:: Data provided ::
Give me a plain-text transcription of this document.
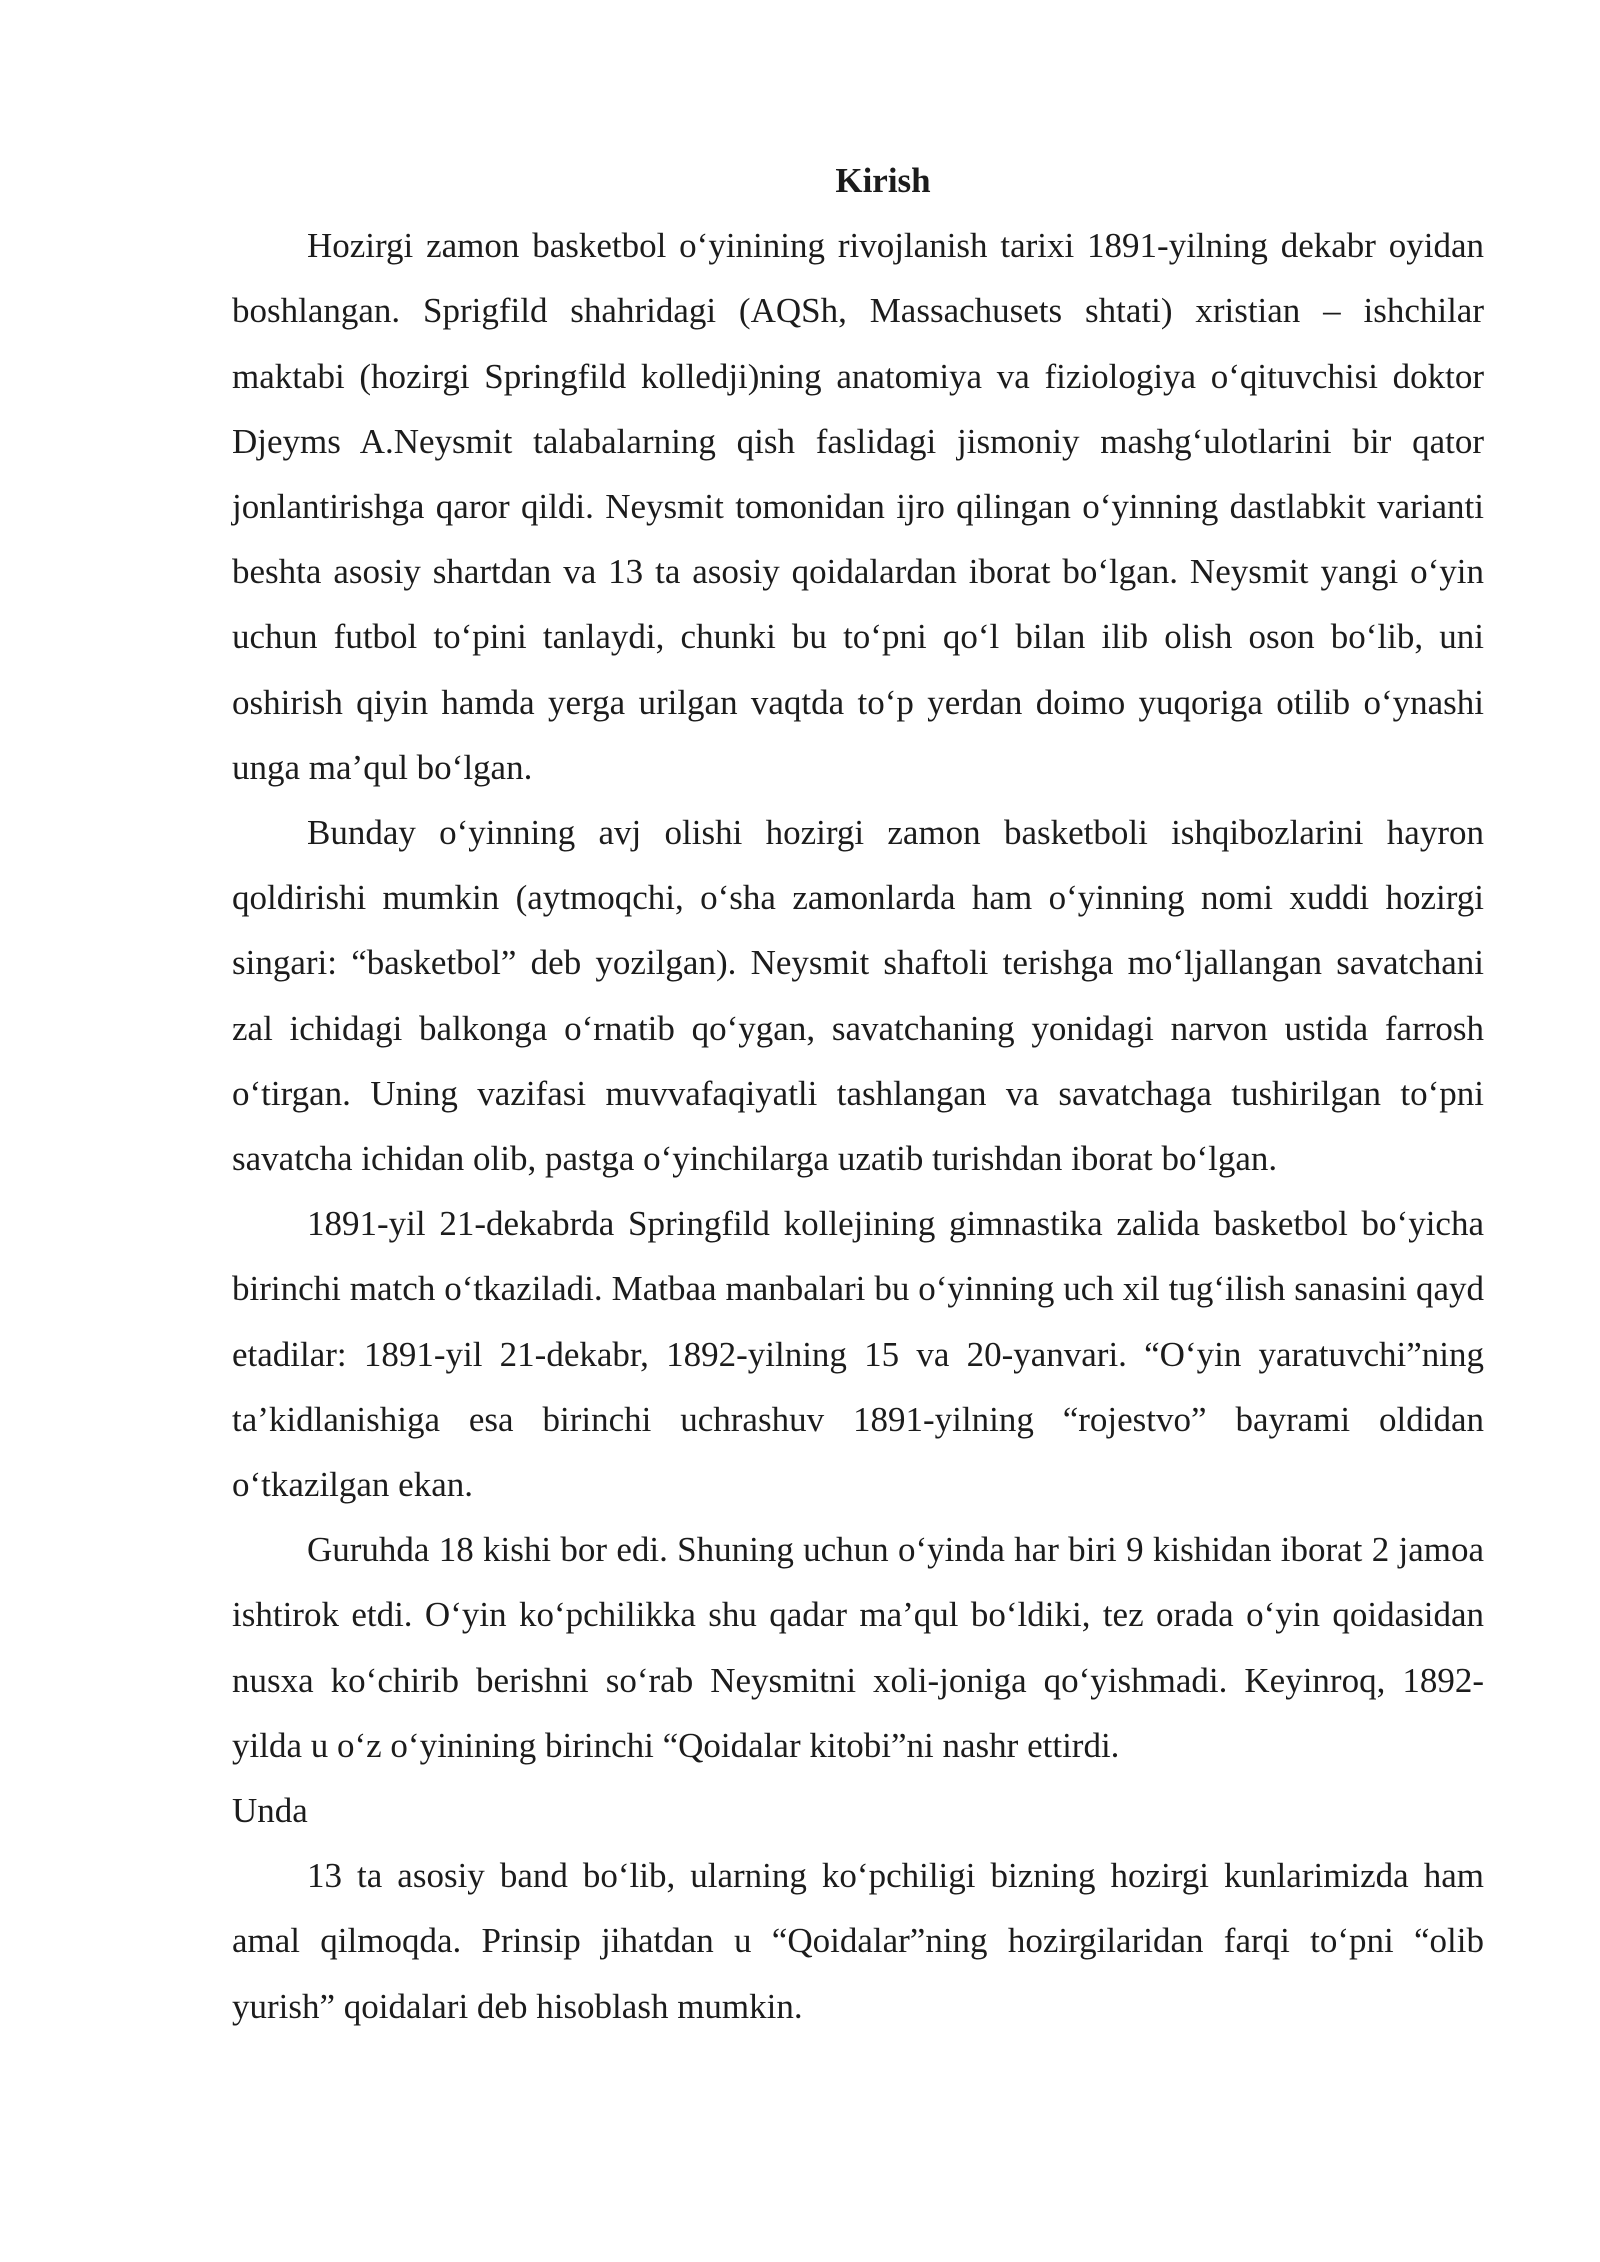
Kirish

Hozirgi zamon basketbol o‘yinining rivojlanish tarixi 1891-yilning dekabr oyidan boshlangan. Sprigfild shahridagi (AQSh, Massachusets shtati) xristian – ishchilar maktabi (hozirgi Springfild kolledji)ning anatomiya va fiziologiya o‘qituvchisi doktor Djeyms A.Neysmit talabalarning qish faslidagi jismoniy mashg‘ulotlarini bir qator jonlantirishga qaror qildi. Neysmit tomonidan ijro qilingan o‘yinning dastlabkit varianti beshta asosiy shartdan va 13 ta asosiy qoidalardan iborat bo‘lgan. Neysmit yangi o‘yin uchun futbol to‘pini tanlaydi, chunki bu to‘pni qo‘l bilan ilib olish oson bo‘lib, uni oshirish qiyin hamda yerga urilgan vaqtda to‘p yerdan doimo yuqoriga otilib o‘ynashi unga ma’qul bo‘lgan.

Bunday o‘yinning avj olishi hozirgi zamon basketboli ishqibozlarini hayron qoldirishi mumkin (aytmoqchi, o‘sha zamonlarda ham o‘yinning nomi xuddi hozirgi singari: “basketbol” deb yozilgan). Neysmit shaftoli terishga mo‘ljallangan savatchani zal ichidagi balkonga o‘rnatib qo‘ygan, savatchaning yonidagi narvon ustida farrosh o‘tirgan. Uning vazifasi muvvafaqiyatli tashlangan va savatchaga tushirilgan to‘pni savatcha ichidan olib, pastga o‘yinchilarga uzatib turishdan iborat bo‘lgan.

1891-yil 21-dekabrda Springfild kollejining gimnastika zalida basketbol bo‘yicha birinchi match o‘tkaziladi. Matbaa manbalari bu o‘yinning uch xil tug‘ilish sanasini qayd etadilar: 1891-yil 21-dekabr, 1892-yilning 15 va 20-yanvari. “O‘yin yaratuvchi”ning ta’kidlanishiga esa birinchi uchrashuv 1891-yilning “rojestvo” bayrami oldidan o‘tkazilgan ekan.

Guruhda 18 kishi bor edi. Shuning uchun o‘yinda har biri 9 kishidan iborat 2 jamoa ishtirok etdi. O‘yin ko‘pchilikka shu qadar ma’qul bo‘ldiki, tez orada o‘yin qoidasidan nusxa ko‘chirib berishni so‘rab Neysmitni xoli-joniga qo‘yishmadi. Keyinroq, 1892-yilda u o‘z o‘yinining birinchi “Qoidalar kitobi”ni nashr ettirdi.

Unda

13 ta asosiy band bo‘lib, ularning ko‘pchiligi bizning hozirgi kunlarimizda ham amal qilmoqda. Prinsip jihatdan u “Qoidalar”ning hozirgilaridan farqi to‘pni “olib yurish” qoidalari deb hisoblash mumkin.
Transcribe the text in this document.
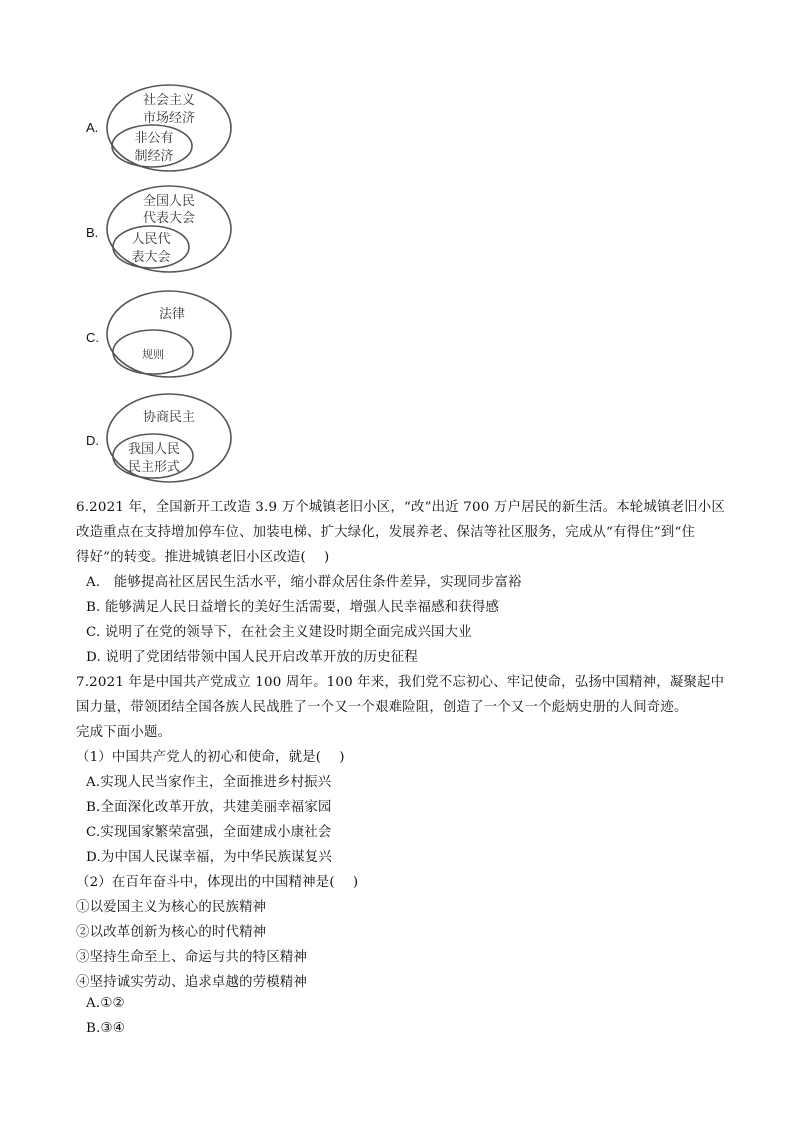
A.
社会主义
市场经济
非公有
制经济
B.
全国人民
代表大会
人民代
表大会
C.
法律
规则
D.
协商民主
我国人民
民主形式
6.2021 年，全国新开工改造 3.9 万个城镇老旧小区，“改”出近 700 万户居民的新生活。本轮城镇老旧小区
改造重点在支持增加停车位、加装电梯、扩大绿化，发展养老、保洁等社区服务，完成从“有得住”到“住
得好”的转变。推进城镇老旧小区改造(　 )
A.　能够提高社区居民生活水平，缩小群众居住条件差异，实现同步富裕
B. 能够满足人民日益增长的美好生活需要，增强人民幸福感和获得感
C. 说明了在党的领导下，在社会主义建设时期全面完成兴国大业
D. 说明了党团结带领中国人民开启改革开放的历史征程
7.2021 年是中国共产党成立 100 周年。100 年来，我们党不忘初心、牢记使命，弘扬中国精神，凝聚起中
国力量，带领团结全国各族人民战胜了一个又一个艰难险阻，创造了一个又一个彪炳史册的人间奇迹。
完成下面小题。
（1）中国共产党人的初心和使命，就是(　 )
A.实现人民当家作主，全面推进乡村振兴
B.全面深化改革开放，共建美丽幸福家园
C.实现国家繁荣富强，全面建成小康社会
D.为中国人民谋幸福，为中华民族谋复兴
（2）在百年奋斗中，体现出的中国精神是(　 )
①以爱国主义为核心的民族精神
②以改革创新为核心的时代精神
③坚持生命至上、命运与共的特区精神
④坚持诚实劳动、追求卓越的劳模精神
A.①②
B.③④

:: Aim ::
Quote exactly the lines from the line that contains "Transcribe the text in this document." through the last line of the listing, please, leaving out all pictures.

:: Task result ::
Transcribe the text in this document.
A.
社会主义
市场经济
非公有
制经济
B.
全国人民
代表大会
人民代
表大会
C.
法律
规则
D.
协商民主
我国人民
民主形式
6.2021 年，全国新开工改造 3.9 万个城镇老旧小区，“改”出近 700 万户居民的新生活。本轮城镇老旧小区
改造重点在支持增加停车位、加装电梯、扩大绿化，发展养老、保洁等社区服务，完成从“有得住”到“住
得好”的转变。推进城镇老旧小区改造(　 )
A.　能够提高社区居民生活水平，缩小群众居住条件差异，实现同步富裕
B. 能够满足人民日益增长的美好生活需要，增强人民幸福感和获得感
C. 说明了在党的领导下，在社会主义建设时期全面完成兴国大业
D. 说明了党团结带领中国人民开启改革开放的历史征程
7.2021 年是中国共产党成立 100 周年。100 年来，我们党不忘初心、牢记使命，弘扬中国精神，凝聚起中
国力量，带领团结全国各族人民战胜了一个又一个艰难险阻，创造了一个又一个彪炳史册的人间奇迹。
完成下面小题。
（1）中国共产党人的初心和使命，就是(　 )
A.实现人民当家作主，全面推进乡村振兴
B.全面深化改革开放，共建美丽幸福家园
C.实现国家繁荣富强，全面建成小康社会
D.为中国人民谋幸福，为中华民族谋复兴
（2）在百年奋斗中，体现出的中国精神是(　 )
①以爱国主义为核心的民族精神
②以改革创新为核心的时代精神
③坚持生命至上、命运与共的特区精神
④坚持诚实劳动、追求卓越的劳模精神
A.①②
B.③④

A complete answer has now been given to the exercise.